Extracted data entries
## BEGIN

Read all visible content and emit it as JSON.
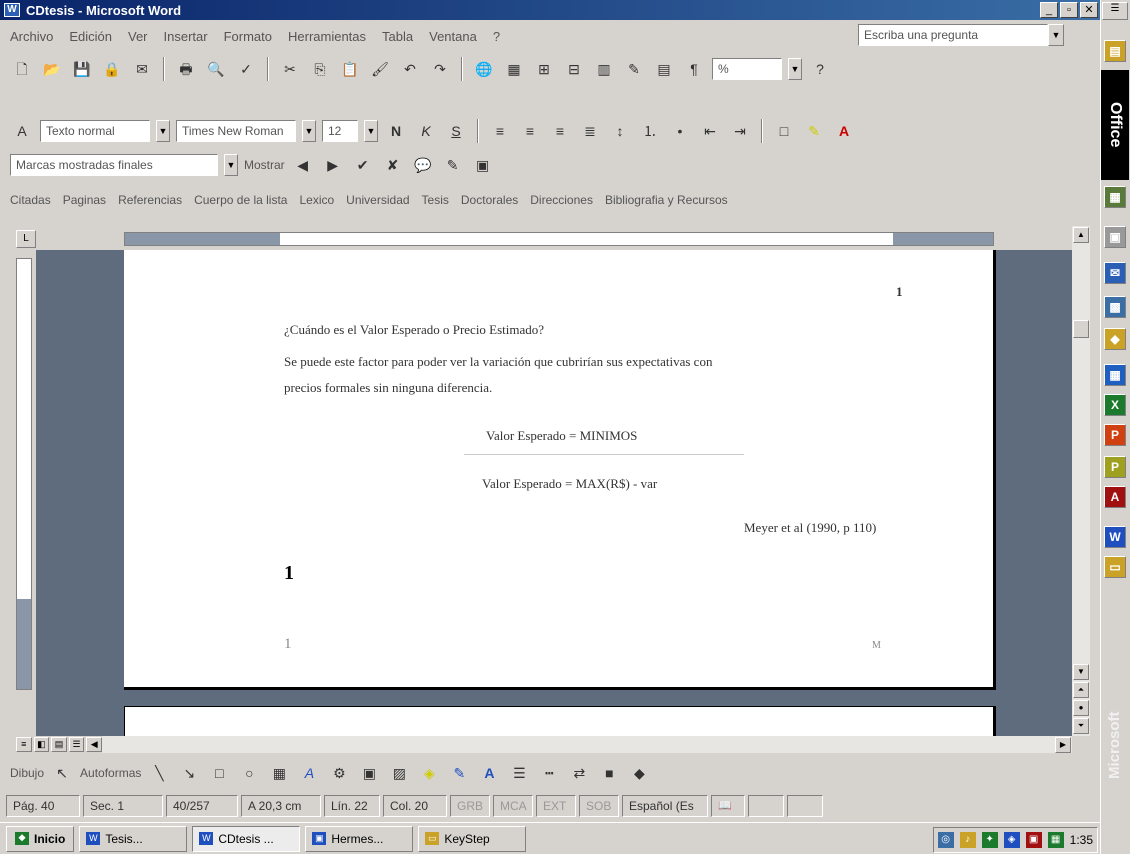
{
  "window": {
    "title": "CDtesis - Microsoft Word"
  },
  "menu": {
    "items": [
      "Archivo",
      "Edición",
      "Ver",
      "Insertar",
      "Formato",
      "Herramientas",
      "Tabla",
      "Ventana",
      "?"
    ],
    "help_placeholder": "Escriba una pregunta"
  },
  "formatting": {
    "style": "Texto normal",
    "font": "Times New Roman",
    "size": "12"
  },
  "reviewing": {
    "view": "Marcas mostradas finales",
    "show_label": "Mostrar"
  },
  "references": {
    "items": [
      "Citadas",
      "Paginas",
      "Referencias",
      "Cuerpo de la lista",
      "Lexico",
      "Universidad",
      "Tesis",
      "Doctorales",
      "Direcciones",
      "Bibliografia y Recursos"
    ]
  },
  "document": {
    "page_number": "1",
    "heading": "¿Cuándo es el Valor Esperado o Precio Estimado?",
    "paragraph_line1": "Se puede este factor para poder ver la variación que cubrirían sus expectativas con",
    "paragraph_line2": "precios formales sin ninguna diferencia.",
    "formula1": "Valor Esperado = MINIMOS",
    "formula2": "Valor Esperado = MAX(R$) - var",
    "citation": "Meyer et al (1990, p 110)",
    "big_number": "1",
    "small_number": "1",
    "small_right": "M"
  },
  "status": {
    "page": "Pág. 40",
    "section": "Sec. 1",
    "pages": "40/257",
    "position": "A 20,3 cm",
    "line": "Lín. 22",
    "col": "Col. 20",
    "grb": "GRB",
    "mca": "MCA",
    "ext": "EXT",
    "sob": "SOB",
    "language": "Español (Es"
  },
  "taskbar": {
    "start": "Inicio",
    "tasks": [
      "Tesis...",
      "CDtesis ...",
      "Hermes...",
      "KeyStep"
    ],
    "clock": "1:35"
  },
  "colors": {
    "titlebar_start": "#0a246a",
    "titlebar_end": "#3a6ea5",
    "document_bg": "#5e6c7e",
    "chrome": "#d6d3ce"
  },
  "office_bar": {
    "logo": "Office",
    "brand": "Microsoft"
  },
  "drawing": {
    "draw_label": "Dibujo",
    "autoshapes_label": "Autoformas"
  }
}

## END

**Exercise brief**
Every line of text is to be repeated exactly; pictures are left out.

**Answer for this exercise**
Read all visible content and emit it as JSON.
{
  "window": {
    "title": "CDtesis - Microsoft Word"
  },
  "menu": {
    "items": [
      "Archivo",
      "Edición",
      "Ver",
      "Insertar",
      "Formato",
      "Herramientas",
      "Tabla",
      "Ventana",
      "?"
    ],
    "help_placeholder": "Escriba una pregunta"
  },
  "formatting": {
    "style": "Texto normal",
    "font": "Times New Roman",
    "size": "12"
  },
  "reviewing": {
    "view": "Marcas mostradas finales",
    "show_label": "Mostrar"
  },
  "references": {
    "items": [
      "Citadas",
      "Paginas",
      "Referencias",
      "Cuerpo de la lista",
      "Lexico",
      "Universidad",
      "Tesis",
      "Doctorales",
      "Direcciones",
      "Bibliografia y Recursos"
    ]
  },
  "document": {
    "page_number": "1",
    "heading": "¿Cuándo es el Valor Esperado o Precio Estimado?",
    "paragraph_line1": "Se puede este factor para poder ver la variación que cubrirían sus expectativas con",
    "paragraph_line2": "precios formales sin ninguna diferencia.",
    "formula1": "Valor Esperado = MINIMOS",
    "formula2": "Valor Esperado = MAX(R$) - var",
    "citation": "Meyer et al (1990, p 110)",
    "big_number": "1",
    "small_number": "1",
    "small_right": "M"
  },
  "status": {
    "page": "Pág. 40",
    "section": "Sec. 1",
    "pages": "40/257",
    "position": "A 20,3 cm",
    "line": "Lín. 22",
    "col": "Col. 20",
    "grb": "GRB",
    "mca": "MCA",
    "ext": "EXT",
    "sob": "SOB",
    "language": "Español (Es"
  },
  "taskbar": {
    "start": "Inicio",
    "tasks": [
      "Tesis...",
      "CDtesis ...",
      "Hermes...",
      "KeyStep"
    ],
    "clock": "1:35"
  },
  "colors": {
    "titlebar_start": "#0a246a",
    "titlebar_end": "#3a6ea5",
    "document_bg": "#5e6c7e",
    "chrome": "#d6d3ce"
  },
  "office_bar": {
    "logo": "Office",
    "brand": "Microsoft"
  },
  "drawing": {
    "draw_label": "Dibujo",
    "autoshapes_label": "Autoformas"
  }
}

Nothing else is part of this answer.